## EXERCISE INSTRUCTIONS
Report only the number of lines holding "Chapter".

Dataset entries
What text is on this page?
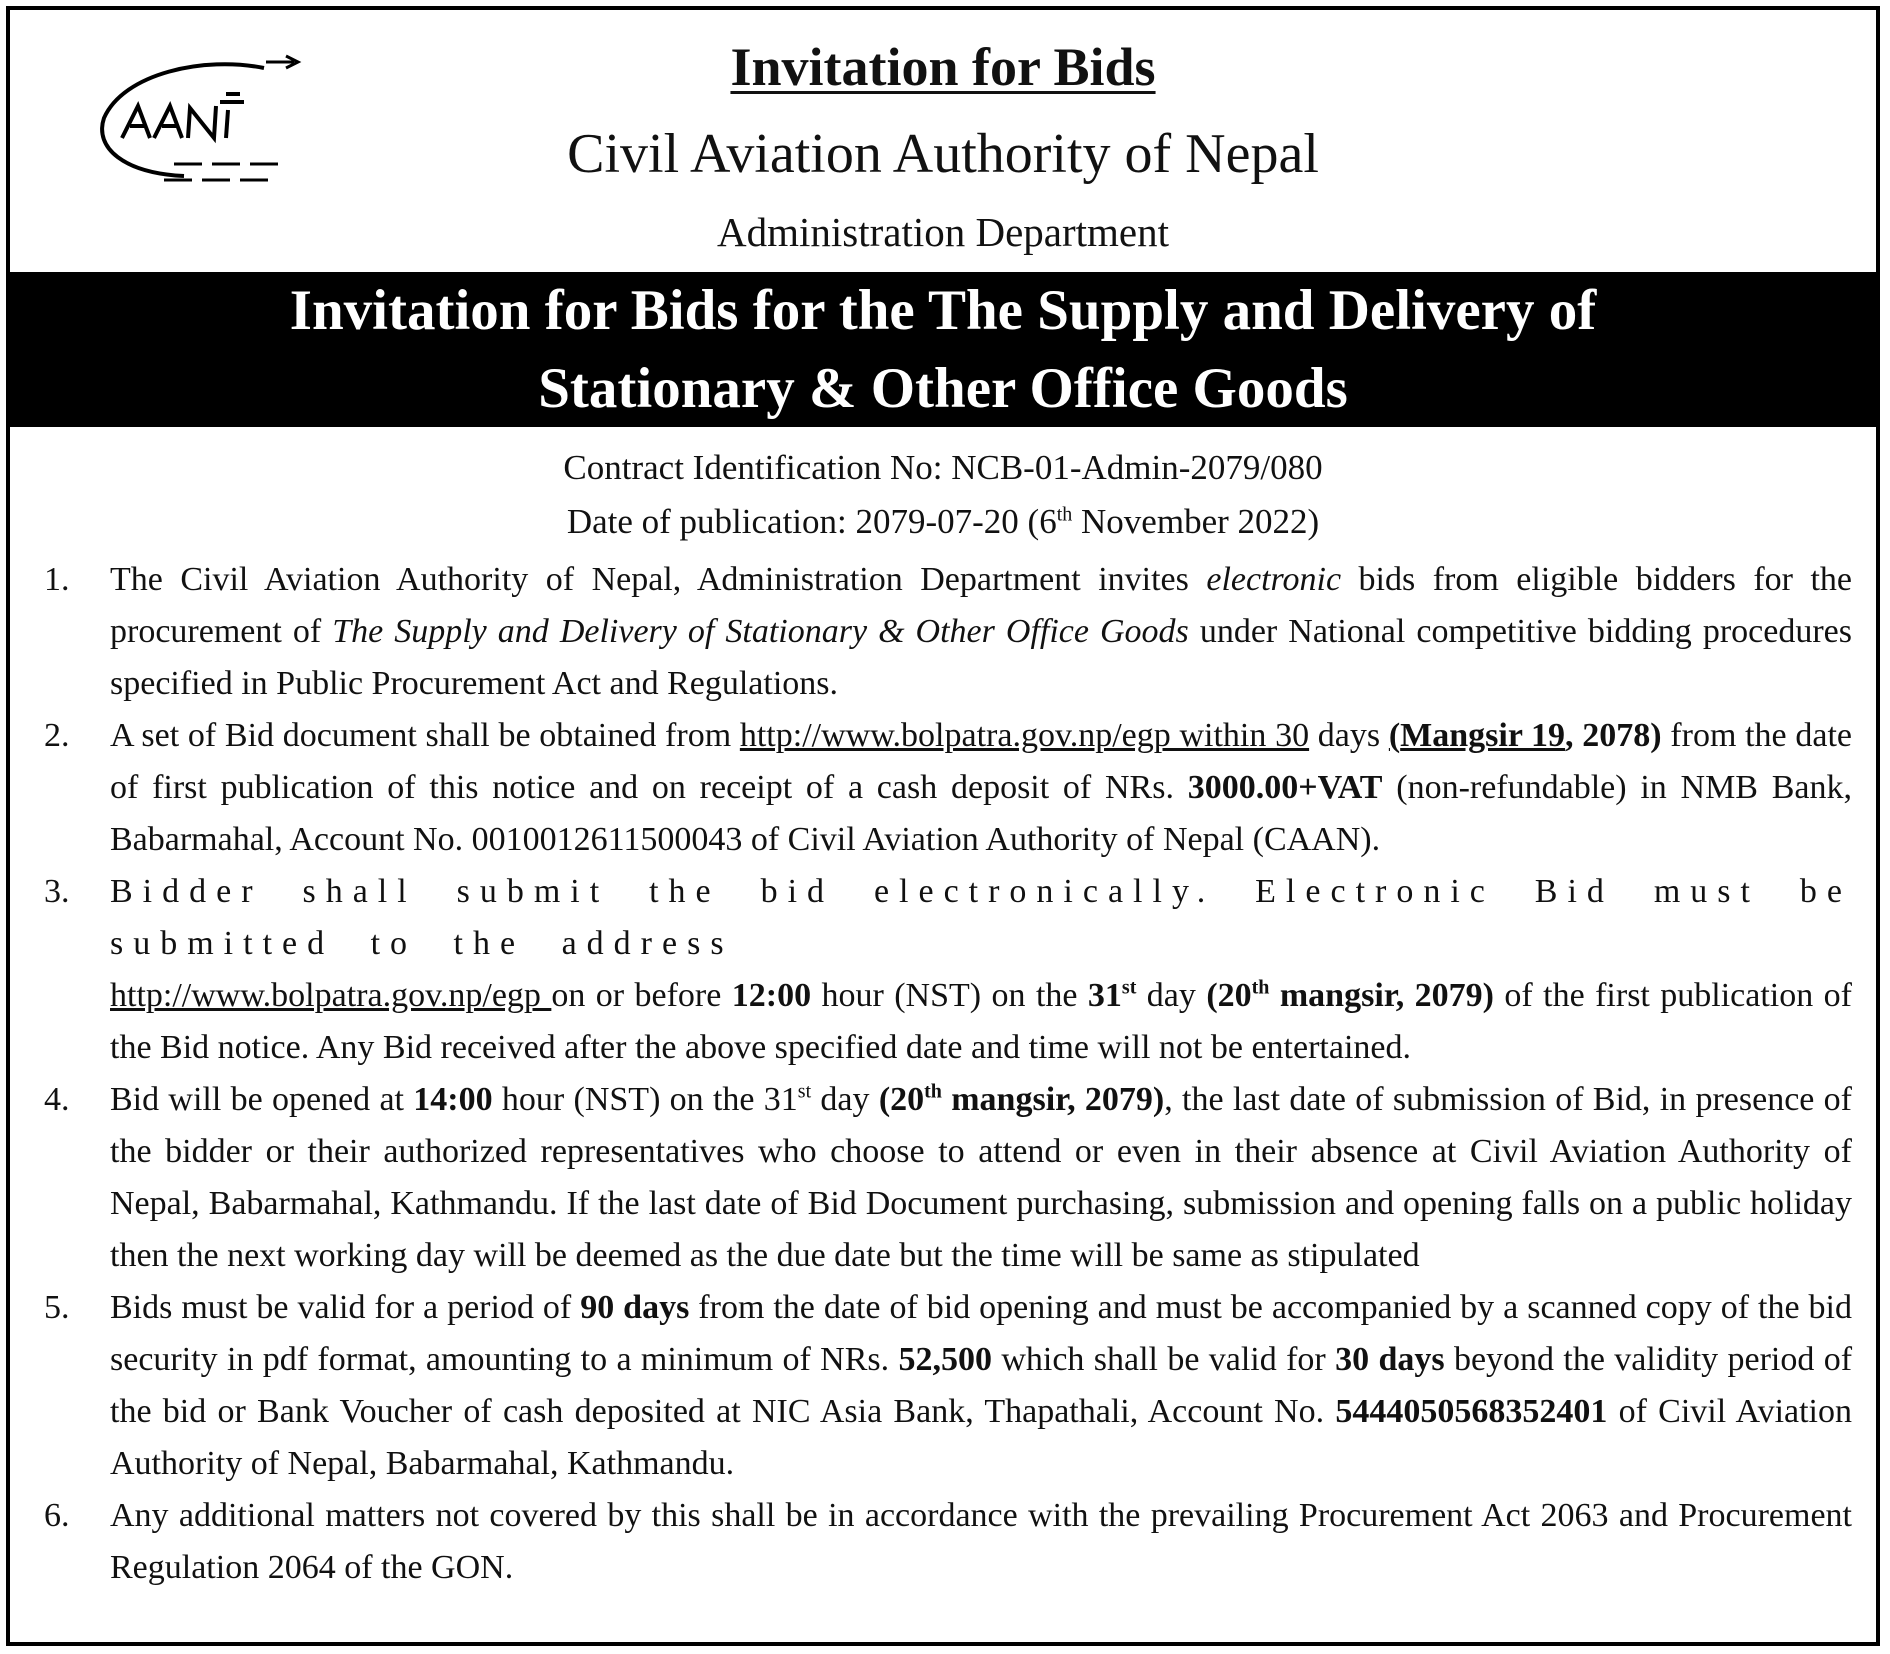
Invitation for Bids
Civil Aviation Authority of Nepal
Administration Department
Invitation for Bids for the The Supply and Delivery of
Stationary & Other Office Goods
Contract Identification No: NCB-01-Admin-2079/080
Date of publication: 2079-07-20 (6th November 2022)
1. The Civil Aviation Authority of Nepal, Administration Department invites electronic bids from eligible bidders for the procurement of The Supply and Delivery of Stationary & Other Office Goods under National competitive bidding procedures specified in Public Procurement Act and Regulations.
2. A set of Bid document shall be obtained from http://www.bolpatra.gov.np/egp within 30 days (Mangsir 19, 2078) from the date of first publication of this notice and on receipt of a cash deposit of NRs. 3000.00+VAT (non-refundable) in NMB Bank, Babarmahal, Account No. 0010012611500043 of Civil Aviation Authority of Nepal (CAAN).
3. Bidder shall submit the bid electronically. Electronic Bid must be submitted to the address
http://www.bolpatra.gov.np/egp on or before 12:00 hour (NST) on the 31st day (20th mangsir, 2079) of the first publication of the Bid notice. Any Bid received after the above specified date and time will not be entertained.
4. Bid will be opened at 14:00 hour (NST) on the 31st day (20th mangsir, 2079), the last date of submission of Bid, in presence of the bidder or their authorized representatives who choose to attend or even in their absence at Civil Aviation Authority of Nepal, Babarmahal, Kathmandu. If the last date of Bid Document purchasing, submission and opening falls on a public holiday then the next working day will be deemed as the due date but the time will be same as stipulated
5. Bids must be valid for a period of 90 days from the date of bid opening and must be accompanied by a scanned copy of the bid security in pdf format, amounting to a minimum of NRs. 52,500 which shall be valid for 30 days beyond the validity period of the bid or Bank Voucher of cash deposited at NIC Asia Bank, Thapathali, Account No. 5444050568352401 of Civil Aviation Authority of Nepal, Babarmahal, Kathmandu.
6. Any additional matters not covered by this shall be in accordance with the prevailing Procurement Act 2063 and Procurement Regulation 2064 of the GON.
==
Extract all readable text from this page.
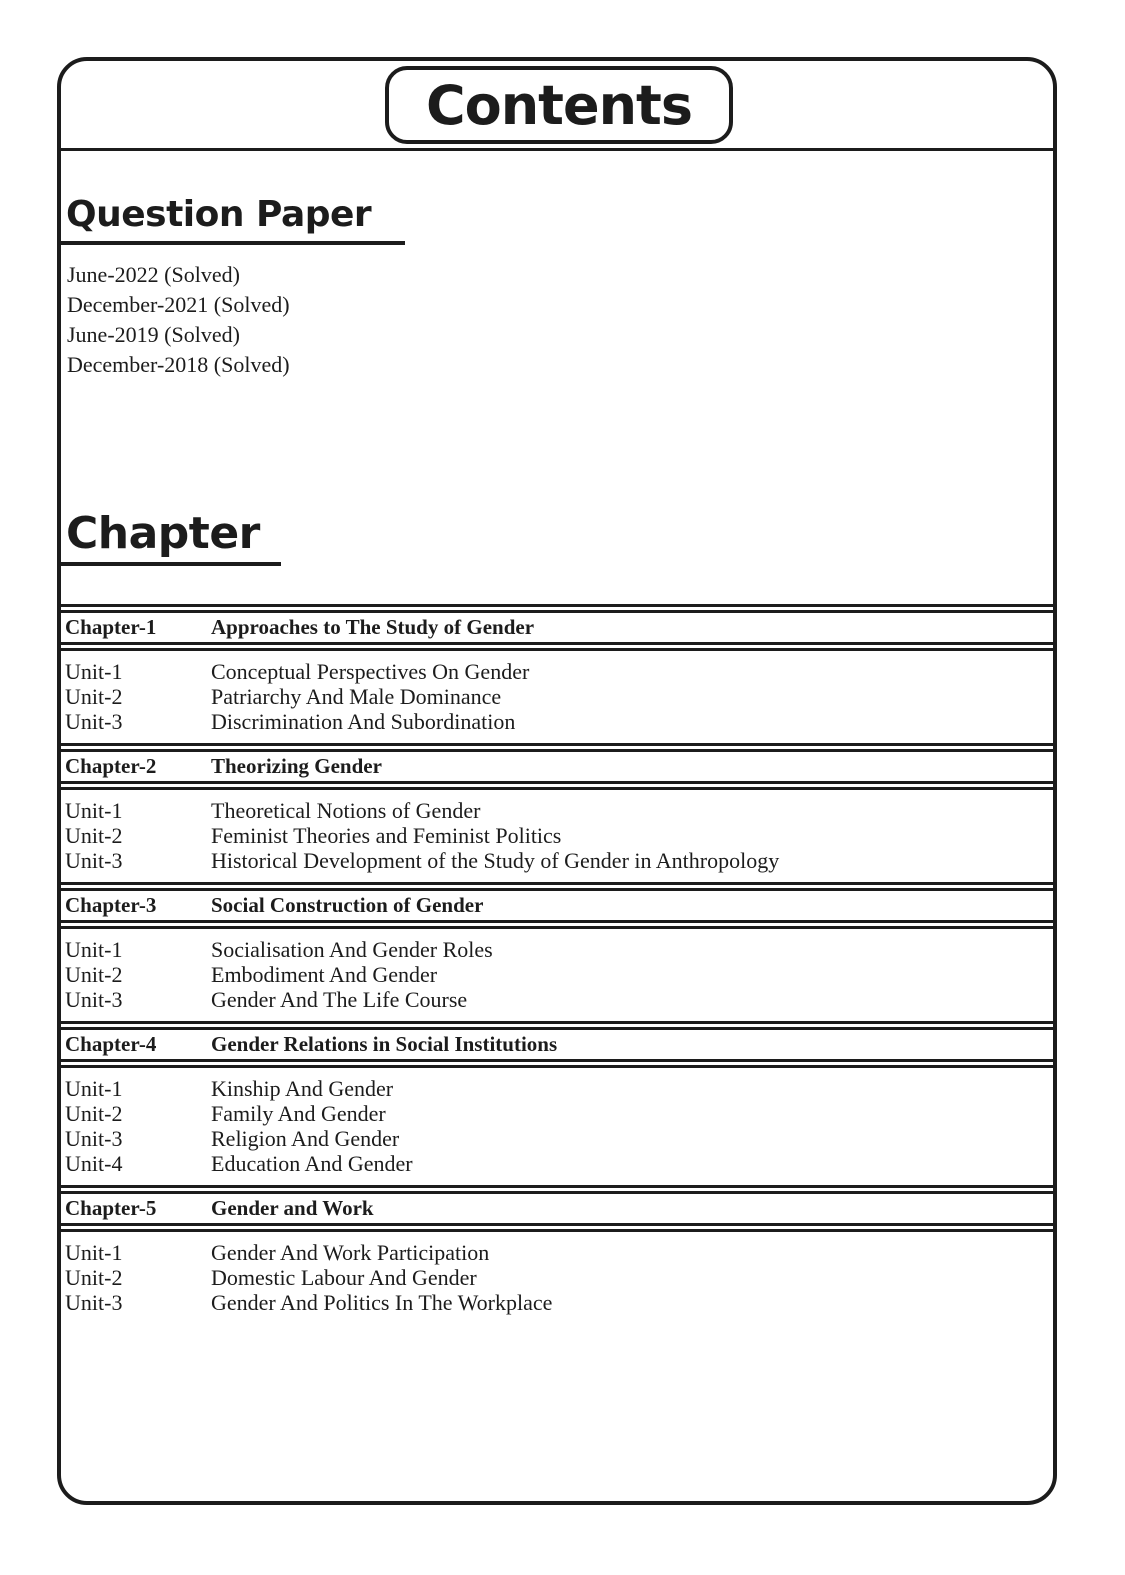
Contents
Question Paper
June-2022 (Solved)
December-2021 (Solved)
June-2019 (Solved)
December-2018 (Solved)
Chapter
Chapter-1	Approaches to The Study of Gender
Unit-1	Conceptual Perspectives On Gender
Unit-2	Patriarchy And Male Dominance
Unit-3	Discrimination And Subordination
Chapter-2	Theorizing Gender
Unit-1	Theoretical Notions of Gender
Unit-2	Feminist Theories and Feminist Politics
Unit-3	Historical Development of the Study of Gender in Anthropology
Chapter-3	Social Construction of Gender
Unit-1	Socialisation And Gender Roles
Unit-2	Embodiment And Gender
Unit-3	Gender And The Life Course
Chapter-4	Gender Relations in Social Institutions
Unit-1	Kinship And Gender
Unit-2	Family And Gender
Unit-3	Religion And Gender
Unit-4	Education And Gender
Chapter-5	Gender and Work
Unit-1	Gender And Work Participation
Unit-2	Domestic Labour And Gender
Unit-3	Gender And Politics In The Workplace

## SOLVED EXERCISE
6